- Work to be completed -
Across the listing below, how many lines contain "Frontogenesis"? Answer with the number and nothing else.

- Exercise materials -
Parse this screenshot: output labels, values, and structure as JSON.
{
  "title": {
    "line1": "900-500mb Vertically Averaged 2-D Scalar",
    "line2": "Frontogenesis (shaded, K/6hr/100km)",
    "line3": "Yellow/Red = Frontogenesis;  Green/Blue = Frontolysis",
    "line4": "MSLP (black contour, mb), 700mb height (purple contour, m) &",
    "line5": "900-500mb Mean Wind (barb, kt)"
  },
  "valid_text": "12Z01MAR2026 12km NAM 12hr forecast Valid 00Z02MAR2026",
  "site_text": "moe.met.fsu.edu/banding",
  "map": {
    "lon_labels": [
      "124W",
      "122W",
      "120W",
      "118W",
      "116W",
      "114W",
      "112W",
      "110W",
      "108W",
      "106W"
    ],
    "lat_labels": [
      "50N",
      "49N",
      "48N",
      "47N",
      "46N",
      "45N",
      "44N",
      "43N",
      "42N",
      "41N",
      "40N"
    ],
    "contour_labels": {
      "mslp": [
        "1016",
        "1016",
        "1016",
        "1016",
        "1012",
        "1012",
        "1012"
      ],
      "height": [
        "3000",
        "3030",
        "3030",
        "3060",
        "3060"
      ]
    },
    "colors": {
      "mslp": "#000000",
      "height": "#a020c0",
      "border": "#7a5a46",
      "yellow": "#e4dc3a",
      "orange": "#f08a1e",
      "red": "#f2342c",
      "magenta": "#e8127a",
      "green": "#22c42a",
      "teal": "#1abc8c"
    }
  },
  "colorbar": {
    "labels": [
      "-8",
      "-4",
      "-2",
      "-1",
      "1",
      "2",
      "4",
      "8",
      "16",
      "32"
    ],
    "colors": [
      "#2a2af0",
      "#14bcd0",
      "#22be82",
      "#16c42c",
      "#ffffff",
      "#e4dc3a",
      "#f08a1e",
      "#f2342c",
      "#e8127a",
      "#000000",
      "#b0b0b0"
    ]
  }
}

- Finished exercise -
2